Listed records:
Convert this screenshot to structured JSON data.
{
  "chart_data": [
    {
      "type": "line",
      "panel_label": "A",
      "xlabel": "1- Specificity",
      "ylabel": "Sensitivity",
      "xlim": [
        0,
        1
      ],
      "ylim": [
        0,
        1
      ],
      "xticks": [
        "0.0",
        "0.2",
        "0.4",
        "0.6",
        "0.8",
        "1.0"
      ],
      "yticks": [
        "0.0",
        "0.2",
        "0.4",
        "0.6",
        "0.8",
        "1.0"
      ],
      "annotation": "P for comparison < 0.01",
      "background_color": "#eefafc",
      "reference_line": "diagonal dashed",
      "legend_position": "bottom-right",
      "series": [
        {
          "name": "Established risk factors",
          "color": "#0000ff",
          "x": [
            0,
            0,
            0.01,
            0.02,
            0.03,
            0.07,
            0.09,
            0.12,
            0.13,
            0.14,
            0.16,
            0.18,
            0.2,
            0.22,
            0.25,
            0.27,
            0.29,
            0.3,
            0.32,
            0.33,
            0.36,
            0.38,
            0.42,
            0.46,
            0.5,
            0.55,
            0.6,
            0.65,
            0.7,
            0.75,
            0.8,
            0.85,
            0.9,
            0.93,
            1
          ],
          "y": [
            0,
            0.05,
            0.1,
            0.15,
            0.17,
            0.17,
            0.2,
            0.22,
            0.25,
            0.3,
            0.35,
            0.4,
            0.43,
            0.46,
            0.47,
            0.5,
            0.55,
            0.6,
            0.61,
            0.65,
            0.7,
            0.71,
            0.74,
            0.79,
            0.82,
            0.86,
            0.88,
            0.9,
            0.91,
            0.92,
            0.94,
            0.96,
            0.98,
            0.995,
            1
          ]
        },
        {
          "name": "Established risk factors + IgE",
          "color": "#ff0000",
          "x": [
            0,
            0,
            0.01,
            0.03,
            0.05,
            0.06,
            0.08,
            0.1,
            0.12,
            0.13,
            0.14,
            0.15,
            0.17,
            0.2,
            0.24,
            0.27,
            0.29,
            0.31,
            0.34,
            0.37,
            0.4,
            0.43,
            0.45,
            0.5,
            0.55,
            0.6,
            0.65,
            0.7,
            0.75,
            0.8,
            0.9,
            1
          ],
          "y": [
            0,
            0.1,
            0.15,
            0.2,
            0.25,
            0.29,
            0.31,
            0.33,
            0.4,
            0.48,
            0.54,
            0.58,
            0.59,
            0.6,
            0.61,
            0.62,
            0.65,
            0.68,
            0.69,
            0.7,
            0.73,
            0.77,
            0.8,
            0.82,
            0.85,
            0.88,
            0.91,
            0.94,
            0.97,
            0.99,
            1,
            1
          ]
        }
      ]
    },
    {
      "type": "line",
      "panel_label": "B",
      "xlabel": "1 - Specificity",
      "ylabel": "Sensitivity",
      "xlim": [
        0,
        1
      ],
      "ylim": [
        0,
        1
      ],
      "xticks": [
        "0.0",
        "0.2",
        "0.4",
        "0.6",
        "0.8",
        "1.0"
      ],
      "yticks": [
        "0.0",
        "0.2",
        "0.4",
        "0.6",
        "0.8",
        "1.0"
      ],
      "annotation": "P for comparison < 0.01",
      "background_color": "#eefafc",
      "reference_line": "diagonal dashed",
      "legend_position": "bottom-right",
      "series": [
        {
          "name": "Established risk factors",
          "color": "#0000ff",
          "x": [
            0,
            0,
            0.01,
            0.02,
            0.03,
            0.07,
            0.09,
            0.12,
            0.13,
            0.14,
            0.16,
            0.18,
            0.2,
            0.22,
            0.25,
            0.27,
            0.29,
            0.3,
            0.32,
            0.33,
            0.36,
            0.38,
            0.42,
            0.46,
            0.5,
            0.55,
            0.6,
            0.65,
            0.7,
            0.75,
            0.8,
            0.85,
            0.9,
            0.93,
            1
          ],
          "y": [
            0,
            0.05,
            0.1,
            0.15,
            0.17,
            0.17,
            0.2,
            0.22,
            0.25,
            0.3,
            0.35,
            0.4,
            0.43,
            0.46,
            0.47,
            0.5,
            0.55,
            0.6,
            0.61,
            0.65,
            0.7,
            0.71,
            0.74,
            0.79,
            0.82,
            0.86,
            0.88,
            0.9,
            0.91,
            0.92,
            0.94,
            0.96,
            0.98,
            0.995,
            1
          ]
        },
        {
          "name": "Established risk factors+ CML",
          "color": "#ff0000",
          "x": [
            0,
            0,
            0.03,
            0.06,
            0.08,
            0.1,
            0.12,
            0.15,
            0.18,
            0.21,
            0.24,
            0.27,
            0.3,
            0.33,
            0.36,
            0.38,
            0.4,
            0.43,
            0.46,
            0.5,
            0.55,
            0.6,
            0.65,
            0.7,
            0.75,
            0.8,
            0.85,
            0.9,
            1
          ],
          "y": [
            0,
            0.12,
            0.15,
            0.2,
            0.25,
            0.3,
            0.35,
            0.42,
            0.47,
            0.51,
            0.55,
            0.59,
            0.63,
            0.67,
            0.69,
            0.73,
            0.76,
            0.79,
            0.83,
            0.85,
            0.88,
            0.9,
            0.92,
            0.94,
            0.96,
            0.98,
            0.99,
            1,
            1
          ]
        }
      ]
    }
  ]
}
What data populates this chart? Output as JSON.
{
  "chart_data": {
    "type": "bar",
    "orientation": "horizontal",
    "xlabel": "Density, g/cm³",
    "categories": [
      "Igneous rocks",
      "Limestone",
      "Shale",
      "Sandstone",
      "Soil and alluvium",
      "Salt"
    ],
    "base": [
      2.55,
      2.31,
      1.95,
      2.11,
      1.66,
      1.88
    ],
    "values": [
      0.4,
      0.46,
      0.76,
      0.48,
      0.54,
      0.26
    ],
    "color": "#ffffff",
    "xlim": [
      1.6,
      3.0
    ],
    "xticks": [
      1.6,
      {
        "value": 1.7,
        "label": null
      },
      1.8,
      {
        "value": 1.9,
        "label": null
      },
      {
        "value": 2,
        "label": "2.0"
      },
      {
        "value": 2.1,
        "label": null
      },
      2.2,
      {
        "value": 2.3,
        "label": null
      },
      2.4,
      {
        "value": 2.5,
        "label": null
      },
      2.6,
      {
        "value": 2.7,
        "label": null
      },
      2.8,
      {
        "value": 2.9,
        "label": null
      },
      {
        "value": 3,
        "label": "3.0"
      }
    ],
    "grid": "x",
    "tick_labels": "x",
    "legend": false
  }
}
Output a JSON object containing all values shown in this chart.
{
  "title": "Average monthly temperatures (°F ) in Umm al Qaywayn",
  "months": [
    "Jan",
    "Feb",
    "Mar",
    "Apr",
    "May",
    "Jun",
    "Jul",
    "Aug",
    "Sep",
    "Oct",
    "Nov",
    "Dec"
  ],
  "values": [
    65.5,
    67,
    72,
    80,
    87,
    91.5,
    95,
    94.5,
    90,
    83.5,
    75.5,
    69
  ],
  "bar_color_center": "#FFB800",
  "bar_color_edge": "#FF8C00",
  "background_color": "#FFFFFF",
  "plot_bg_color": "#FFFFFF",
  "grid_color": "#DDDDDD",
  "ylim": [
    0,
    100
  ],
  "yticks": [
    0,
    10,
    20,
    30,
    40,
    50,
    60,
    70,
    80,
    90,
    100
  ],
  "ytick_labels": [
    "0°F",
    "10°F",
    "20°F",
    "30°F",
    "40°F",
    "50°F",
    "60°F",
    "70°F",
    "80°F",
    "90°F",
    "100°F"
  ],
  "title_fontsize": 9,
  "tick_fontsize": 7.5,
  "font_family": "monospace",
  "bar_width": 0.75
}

What you are asked to do: Return all lines with the word "risk" in them.

Solution below:
          "name": "Established risk factors",
          "name": "Established risk factors + IgE",
          "name": "Established risk factors",
          "name": "Established risk factors+ CML",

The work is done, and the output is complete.